◆ **Data excerpts**:
# # #

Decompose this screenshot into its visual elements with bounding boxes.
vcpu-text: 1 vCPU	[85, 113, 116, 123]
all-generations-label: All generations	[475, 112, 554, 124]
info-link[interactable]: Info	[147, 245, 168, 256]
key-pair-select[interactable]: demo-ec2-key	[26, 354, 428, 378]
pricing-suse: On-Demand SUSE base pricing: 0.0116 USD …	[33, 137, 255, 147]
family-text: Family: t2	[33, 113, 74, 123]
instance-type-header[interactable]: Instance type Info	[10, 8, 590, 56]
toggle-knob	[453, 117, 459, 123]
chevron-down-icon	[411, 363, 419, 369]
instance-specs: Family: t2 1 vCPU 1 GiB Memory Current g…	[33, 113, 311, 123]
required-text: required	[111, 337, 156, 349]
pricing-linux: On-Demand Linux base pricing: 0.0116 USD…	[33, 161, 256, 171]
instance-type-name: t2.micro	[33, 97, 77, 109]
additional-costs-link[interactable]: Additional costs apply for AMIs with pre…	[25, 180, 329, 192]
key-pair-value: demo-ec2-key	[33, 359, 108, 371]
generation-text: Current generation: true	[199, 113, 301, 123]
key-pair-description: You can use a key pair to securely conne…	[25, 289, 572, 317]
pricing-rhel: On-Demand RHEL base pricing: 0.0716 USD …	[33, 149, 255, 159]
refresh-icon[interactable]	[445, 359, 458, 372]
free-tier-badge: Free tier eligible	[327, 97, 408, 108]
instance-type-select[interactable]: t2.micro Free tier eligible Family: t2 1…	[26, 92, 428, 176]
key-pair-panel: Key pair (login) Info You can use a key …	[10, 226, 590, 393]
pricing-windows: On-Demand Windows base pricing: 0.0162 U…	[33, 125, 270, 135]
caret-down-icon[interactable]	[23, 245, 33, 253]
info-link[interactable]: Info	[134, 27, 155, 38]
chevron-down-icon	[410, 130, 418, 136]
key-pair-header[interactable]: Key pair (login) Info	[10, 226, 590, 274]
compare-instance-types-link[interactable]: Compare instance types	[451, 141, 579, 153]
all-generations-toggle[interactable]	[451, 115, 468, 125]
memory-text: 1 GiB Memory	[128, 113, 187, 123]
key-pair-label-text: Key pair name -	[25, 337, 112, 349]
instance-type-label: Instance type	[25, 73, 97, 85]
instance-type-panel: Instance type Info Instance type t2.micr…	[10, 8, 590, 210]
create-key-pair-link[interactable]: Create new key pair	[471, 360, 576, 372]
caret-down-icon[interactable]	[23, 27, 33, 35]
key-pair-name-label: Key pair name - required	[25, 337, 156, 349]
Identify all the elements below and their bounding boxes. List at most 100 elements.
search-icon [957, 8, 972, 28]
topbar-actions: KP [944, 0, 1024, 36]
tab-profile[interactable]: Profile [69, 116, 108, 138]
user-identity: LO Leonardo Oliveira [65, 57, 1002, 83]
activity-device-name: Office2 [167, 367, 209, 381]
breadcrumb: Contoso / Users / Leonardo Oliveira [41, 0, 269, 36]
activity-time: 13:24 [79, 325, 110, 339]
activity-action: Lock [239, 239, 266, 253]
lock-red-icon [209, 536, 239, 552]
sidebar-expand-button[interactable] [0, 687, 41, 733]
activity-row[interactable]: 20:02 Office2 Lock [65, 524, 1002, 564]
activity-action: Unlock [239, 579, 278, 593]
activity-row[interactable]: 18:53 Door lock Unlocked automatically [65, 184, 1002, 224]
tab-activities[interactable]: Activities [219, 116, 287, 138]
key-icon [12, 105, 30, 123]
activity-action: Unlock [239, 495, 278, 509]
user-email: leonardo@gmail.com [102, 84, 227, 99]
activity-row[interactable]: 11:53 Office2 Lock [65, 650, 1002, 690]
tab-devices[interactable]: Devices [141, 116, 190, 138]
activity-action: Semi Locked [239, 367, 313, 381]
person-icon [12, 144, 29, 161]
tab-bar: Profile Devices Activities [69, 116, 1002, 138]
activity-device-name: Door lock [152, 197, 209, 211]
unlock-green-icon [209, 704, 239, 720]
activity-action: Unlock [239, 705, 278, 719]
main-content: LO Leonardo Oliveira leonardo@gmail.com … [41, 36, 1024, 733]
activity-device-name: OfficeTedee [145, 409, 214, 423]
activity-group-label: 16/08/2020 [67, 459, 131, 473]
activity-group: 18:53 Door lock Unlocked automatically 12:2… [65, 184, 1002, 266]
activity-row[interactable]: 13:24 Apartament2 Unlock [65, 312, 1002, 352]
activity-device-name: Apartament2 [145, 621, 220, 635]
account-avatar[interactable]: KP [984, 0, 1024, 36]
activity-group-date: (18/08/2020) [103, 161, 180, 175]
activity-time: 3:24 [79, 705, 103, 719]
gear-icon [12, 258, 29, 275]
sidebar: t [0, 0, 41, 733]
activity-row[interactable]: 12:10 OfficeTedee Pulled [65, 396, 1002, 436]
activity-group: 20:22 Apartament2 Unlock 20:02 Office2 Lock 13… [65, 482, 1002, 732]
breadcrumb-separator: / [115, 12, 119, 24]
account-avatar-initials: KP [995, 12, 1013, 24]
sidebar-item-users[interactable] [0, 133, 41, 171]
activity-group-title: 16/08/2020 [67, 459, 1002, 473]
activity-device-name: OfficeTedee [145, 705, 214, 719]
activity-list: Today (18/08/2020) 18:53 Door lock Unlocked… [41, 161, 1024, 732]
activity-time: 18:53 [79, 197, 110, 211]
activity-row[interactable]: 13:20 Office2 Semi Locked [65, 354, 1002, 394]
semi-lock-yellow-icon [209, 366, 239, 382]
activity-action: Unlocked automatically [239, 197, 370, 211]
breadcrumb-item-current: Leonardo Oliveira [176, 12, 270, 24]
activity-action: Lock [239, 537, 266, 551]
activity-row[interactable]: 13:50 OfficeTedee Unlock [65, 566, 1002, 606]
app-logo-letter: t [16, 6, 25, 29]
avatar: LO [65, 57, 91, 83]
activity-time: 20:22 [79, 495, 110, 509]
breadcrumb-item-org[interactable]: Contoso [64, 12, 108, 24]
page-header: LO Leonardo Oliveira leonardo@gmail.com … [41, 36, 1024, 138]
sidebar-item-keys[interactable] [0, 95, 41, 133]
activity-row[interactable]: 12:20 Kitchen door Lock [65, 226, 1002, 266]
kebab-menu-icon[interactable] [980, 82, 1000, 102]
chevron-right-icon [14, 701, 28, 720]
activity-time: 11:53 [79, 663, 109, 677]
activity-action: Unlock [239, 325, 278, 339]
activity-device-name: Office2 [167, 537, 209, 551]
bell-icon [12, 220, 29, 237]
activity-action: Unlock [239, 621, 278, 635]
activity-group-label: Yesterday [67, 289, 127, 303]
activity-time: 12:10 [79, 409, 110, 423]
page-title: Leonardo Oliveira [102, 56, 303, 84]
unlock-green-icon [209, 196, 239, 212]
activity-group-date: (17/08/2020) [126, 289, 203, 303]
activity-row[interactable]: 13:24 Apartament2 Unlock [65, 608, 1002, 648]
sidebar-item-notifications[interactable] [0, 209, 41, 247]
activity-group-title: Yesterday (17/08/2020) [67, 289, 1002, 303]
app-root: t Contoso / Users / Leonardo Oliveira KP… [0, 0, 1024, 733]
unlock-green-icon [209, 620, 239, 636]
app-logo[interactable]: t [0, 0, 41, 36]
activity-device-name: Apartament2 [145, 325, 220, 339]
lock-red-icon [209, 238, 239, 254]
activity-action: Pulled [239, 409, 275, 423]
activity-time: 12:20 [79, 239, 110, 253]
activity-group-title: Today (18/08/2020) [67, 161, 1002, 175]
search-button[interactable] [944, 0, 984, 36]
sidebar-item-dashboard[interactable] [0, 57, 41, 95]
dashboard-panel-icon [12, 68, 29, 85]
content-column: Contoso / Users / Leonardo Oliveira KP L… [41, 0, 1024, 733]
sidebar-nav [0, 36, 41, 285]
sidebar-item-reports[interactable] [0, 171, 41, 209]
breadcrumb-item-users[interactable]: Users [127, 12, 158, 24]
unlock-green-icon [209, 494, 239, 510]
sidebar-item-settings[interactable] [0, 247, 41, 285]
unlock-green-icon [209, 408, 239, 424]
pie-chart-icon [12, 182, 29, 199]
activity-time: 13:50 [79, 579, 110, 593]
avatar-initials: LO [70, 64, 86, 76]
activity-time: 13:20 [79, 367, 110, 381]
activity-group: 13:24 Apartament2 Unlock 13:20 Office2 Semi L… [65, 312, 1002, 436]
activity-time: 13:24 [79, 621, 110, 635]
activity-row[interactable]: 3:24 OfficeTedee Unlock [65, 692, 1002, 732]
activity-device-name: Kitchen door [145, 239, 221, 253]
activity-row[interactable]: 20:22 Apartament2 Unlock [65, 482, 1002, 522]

# # #

◆ **The exercise**:
Pull out the items word for word, starting at the very first line and ending with the line that contains "113, 74, 123]".

◆ **Solution**:
Decompose this screenshot into its visual elements with bounding boxes.
vcpu-text: 1 vCPU	[85, 113, 116, 123]
all-generations-label: All generations	[475, 112, 554, 124]
info-link[interactable]: Info	[147, 245, 168, 256]
key-pair-select[interactable]: demo-ec2-key	[26, 354, 428, 378]
pricing-suse: On-Demand SUSE base pricing: 0.0116 USD …	[33, 137, 255, 147]
family-text: Family: t2	[33, 113, 74, 123]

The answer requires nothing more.